> [WHAT NEEDS TO BE DONE]:
Could you quote, exactly as they stand, the lines running from the one with "OCR this image." to the final line of the material?

> [DATASET EXTRACT]:
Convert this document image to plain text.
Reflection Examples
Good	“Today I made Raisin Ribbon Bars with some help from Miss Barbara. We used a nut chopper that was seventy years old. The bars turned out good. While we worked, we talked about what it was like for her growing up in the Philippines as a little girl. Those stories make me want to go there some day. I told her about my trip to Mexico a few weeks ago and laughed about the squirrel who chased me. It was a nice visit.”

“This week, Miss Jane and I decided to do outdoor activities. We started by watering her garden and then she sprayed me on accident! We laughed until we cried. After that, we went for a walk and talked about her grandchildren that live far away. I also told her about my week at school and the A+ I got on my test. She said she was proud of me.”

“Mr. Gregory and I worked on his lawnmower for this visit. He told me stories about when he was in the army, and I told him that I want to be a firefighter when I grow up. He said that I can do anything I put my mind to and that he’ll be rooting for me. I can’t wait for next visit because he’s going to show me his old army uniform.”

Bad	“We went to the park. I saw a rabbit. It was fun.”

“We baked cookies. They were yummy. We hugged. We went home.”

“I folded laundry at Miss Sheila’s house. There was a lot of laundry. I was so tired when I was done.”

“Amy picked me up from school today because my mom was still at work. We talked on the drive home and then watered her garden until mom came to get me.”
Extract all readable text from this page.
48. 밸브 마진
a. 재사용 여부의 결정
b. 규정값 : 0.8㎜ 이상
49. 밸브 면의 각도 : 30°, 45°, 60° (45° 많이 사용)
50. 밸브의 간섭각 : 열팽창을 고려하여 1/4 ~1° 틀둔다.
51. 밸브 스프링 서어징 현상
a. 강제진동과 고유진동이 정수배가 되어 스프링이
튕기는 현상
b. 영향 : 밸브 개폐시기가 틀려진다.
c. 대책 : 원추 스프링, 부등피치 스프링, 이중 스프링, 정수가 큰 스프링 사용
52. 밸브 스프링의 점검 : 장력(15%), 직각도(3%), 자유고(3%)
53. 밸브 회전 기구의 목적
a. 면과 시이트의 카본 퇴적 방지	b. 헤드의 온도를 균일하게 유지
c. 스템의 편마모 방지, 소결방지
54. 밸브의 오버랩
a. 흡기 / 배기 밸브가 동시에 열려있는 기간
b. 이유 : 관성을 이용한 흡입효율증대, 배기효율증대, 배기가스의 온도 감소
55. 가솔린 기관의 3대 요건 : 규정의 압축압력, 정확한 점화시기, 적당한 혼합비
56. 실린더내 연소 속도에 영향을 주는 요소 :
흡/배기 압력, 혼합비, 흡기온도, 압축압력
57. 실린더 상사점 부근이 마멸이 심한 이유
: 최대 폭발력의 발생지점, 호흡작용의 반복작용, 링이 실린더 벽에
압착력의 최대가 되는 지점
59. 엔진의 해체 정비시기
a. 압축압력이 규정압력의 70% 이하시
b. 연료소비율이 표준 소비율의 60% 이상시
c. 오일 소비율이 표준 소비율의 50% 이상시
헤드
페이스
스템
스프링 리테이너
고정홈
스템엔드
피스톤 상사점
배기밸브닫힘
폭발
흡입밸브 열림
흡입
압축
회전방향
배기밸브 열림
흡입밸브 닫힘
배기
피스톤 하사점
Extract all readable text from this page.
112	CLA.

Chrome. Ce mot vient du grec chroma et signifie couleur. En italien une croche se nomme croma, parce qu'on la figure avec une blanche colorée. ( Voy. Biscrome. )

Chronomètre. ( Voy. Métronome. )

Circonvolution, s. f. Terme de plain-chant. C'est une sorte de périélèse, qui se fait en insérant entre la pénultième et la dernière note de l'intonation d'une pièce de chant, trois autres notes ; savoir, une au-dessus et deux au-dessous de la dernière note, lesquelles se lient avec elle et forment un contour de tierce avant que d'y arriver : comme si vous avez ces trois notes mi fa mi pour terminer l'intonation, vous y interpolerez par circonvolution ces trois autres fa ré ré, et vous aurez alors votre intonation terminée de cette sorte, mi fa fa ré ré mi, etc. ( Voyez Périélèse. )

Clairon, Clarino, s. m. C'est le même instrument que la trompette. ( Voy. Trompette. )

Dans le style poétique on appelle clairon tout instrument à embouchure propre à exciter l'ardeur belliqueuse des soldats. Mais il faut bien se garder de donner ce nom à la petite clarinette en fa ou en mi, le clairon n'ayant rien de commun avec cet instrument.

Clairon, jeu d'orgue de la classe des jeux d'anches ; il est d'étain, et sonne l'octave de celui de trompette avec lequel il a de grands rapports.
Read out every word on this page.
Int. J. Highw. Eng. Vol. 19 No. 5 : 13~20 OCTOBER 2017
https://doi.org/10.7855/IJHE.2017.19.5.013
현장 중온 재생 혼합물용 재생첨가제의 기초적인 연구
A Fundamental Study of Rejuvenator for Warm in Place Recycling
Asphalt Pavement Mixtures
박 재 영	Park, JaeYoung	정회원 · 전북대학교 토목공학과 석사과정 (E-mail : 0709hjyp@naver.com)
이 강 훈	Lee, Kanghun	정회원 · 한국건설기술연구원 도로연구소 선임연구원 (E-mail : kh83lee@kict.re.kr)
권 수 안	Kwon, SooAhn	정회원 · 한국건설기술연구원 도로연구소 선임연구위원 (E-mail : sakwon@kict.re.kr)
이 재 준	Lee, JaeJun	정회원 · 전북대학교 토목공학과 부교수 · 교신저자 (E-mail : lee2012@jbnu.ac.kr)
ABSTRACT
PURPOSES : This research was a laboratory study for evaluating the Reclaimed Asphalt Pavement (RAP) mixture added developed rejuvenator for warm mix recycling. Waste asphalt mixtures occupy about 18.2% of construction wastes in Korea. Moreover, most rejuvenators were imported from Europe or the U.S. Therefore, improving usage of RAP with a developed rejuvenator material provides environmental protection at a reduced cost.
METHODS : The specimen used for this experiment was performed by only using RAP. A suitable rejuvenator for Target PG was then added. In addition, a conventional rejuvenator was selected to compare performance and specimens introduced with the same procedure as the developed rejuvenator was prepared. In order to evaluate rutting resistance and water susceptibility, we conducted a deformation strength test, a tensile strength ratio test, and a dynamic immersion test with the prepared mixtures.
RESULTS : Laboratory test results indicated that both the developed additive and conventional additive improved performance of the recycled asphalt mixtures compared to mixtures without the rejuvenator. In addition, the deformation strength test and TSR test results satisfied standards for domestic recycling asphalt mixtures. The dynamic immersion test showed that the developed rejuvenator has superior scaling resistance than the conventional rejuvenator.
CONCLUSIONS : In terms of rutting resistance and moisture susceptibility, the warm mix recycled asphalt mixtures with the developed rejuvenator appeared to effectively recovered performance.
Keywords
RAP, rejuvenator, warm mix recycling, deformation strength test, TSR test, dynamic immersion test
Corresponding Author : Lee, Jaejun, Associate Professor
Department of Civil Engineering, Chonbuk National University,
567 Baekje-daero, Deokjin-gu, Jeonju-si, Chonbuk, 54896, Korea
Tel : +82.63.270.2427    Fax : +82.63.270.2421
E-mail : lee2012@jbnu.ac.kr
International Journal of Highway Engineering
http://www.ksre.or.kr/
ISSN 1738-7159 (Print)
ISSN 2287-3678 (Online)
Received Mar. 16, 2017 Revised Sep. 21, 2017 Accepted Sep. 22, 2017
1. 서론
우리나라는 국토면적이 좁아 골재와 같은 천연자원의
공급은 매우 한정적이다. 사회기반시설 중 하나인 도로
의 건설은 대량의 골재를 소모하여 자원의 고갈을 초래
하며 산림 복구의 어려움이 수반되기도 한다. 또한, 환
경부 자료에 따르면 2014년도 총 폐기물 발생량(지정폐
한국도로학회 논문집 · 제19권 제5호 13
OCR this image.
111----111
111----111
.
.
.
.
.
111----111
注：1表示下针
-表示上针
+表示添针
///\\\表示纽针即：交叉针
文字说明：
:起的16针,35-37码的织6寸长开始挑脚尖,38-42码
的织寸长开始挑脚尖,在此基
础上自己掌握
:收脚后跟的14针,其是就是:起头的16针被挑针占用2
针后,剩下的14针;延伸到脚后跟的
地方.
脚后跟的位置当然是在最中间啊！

> [WRITTEN REPLY]:
OCR this image.
111----111
111----111
.
.
.
.
.
111----111
注：1表示下针
-表示上针
+表示添针
///\\\表示纽针即：交叉针
文字说明：
:起的16针,35-37码的织6寸长开始挑脚尖,38-42码
的织寸长开始挑脚尖,在此基
础上自己掌握
:收脚后跟的14针,其是就是:起头的16针被挑针占用2
针后,剩下的14针;延伸到脚后跟的
地方.
脚后跟的位置当然是在最中间啊！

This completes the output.